**STATED TASK**.
Can you reproduce, unchanged, every line of the items from the one holding "Where is each" through the one holding "battery-symbol: + − bbox=[367, 75, 475, 135]", both included, and leave the pictures out of your copy?

**INPUT FOR THIS TASK**.
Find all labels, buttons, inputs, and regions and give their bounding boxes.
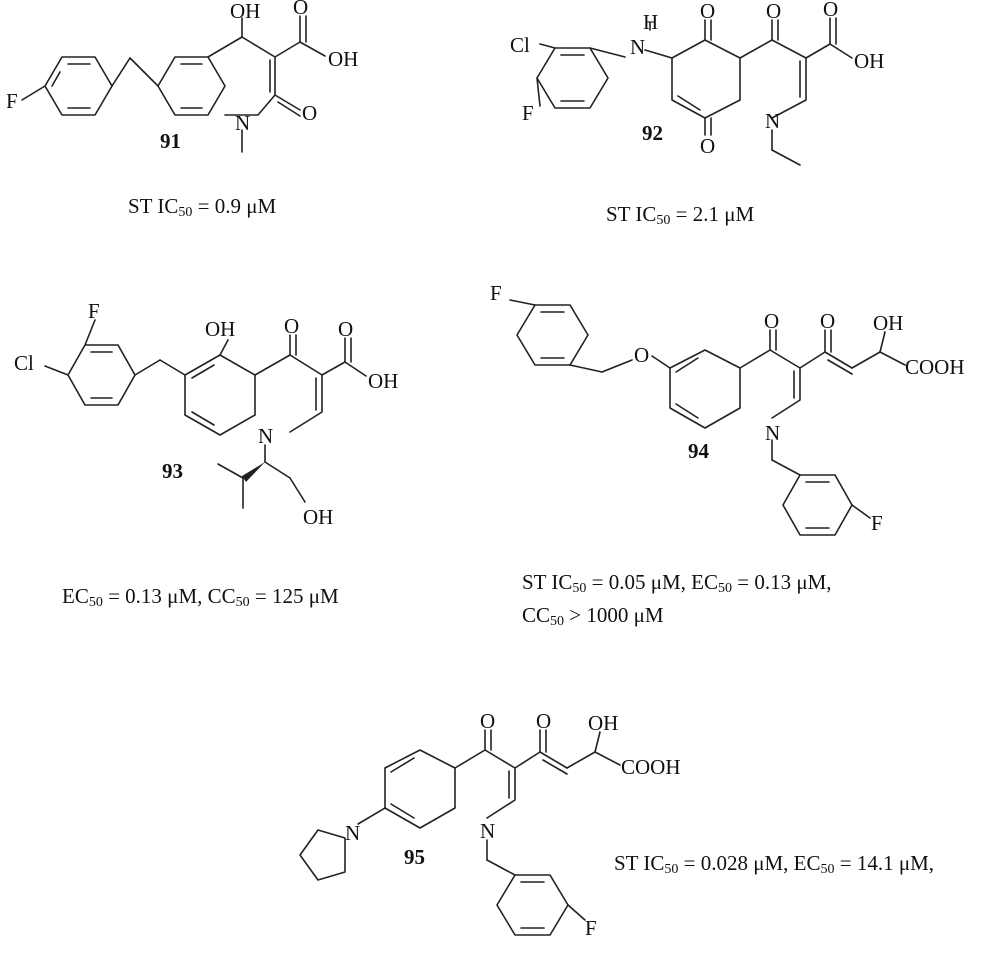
---
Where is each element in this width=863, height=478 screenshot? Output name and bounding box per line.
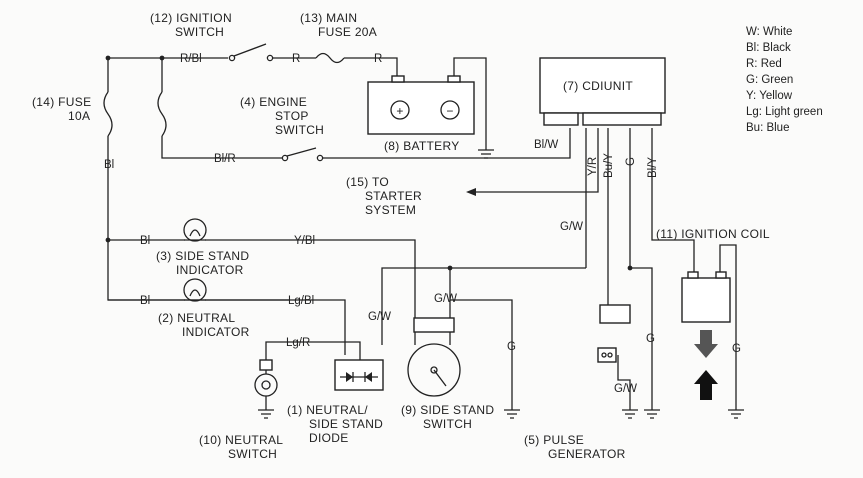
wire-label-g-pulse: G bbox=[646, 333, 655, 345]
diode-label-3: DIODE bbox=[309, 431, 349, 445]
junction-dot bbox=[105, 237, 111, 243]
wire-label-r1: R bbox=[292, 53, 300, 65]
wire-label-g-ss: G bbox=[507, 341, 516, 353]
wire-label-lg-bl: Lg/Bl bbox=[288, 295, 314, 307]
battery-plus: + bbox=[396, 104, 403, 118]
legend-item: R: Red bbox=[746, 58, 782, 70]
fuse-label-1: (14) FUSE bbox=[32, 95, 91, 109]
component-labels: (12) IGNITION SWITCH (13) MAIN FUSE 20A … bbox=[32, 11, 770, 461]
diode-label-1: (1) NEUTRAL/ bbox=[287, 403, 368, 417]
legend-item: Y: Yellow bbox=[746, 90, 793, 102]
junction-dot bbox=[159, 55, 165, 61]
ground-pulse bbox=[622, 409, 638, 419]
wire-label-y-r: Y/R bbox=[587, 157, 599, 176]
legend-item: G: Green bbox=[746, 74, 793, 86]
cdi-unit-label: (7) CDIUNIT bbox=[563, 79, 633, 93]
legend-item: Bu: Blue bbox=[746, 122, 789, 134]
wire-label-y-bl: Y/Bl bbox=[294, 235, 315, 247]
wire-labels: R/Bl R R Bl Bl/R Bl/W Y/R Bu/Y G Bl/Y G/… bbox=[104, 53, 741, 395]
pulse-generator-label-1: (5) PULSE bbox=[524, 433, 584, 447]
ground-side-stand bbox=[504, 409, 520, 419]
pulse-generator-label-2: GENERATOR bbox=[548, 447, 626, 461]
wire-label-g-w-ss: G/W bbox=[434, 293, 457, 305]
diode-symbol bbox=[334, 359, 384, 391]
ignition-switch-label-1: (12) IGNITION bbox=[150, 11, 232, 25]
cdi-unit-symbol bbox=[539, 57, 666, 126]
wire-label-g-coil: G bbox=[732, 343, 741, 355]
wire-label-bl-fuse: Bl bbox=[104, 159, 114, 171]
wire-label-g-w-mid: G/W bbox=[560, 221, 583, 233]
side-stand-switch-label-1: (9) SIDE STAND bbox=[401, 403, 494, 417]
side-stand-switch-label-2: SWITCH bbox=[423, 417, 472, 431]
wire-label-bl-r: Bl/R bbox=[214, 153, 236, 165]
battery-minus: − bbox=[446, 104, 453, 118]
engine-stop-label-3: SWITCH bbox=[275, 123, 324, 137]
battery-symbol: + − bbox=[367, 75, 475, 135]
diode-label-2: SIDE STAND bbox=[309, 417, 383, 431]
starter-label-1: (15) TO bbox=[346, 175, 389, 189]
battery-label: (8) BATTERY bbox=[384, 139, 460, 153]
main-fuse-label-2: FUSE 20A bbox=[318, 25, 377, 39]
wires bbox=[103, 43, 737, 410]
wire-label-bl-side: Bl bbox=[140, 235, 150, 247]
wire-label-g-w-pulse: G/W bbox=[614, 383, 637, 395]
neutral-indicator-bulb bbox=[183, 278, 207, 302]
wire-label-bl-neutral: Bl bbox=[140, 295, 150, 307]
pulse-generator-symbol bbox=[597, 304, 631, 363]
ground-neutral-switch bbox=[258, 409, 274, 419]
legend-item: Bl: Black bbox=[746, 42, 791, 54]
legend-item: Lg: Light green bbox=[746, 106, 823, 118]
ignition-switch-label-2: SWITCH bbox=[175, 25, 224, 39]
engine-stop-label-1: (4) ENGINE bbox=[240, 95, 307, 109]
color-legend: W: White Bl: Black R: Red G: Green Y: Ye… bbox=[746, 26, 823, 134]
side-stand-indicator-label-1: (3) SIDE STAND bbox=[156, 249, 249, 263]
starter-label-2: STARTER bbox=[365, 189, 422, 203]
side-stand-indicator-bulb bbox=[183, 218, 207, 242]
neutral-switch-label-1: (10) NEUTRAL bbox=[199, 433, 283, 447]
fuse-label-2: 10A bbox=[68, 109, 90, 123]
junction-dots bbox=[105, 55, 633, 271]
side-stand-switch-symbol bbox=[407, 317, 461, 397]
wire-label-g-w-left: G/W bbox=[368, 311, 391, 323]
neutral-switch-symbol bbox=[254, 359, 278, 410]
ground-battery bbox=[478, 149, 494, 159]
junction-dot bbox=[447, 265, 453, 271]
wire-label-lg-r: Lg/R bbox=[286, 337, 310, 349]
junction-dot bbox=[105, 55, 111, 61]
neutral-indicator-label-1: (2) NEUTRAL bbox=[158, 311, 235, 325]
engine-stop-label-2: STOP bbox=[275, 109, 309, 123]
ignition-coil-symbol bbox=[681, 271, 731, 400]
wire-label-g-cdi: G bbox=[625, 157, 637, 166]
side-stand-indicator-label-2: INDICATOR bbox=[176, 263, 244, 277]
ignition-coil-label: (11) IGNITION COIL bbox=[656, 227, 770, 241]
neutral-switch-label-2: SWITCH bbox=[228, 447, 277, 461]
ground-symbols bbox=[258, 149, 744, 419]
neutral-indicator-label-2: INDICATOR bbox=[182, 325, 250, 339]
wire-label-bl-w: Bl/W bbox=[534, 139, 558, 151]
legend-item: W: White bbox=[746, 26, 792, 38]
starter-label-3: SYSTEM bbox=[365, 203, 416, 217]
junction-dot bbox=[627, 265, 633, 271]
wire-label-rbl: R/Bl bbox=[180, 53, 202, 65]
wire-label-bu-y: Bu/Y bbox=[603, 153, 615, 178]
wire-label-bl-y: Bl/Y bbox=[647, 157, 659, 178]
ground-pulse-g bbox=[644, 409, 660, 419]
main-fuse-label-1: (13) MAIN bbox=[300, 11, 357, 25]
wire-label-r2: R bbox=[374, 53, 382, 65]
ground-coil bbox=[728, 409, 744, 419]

**OUTPUT FOR THIS EXERCISE**.
Where is each element in this width=863, height=478 screenshot? Output name and bounding box per line.
wire-label-g-pulse: G bbox=[646, 333, 655, 345]
diode-label-3: DIODE bbox=[309, 431, 349, 445]
junction-dot bbox=[105, 237, 111, 243]
wire-label-r1: R bbox=[292, 53, 300, 65]
wire-label-g-ss: G bbox=[507, 341, 516, 353]
wire-label-lg-bl: Lg/Bl bbox=[288, 295, 314, 307]
battery-plus: + bbox=[396, 104, 403, 118]
legend-item: R: Red bbox=[746, 58, 782, 70]
fuse-label-1: (14) FUSE bbox=[32, 95, 91, 109]
component-labels: (12) IGNITION SWITCH (13) MAIN FUSE 20A … bbox=[32, 11, 770, 461]
diode-label-1: (1) NEUTRAL/ bbox=[287, 403, 368, 417]
legend-item: Y: Yellow bbox=[746, 90, 793, 102]
junction-dot bbox=[159, 55, 165, 61]
ground-pulse bbox=[622, 409, 638, 419]
wire-label-y-r: Y/R bbox=[587, 157, 599, 176]
legend-item: G: Green bbox=[746, 74, 793, 86]
cdi-unit-label: (7) CDIUNIT bbox=[563, 79, 633, 93]
legend-item: Bu: Blue bbox=[746, 122, 789, 134]
wire-label-y-bl: Y/Bl bbox=[294, 235, 315, 247]
wire-labels: R/Bl R R Bl Bl/R Bl/W Y/R Bu/Y G Bl/Y G/… bbox=[104, 53, 741, 395]
pulse-generator-label-1: (5) PULSE bbox=[524, 433, 584, 447]
ground-side-stand bbox=[504, 409, 520, 419]
pulse-generator-label-2: GENERATOR bbox=[548, 447, 626, 461]
wire-label-g-w-ss: G/W bbox=[434, 293, 457, 305]
diode-symbol bbox=[334, 359, 384, 391]
ignition-switch-label-1: (12) IGNITION bbox=[150, 11, 232, 25]
cdi-unit-symbol bbox=[539, 57, 666, 126]
wire-label-g-coil: G bbox=[732, 343, 741, 355]
wire-label-bl-fuse: Bl bbox=[104, 159, 114, 171]
wire-label-g-w-mid: G/W bbox=[560, 221, 583, 233]
side-stand-switch-label-1: (9) SIDE STAND bbox=[401, 403, 494, 417]
side-stand-switch-label-2: SWITCH bbox=[423, 417, 472, 431]
wire-label-bl-r: Bl/R bbox=[214, 153, 236, 165]
battery-minus: − bbox=[446, 104, 453, 118]
engine-stop-label-3: SWITCH bbox=[275, 123, 324, 137]
battery-symbol: + − bbox=[367, 75, 475, 135]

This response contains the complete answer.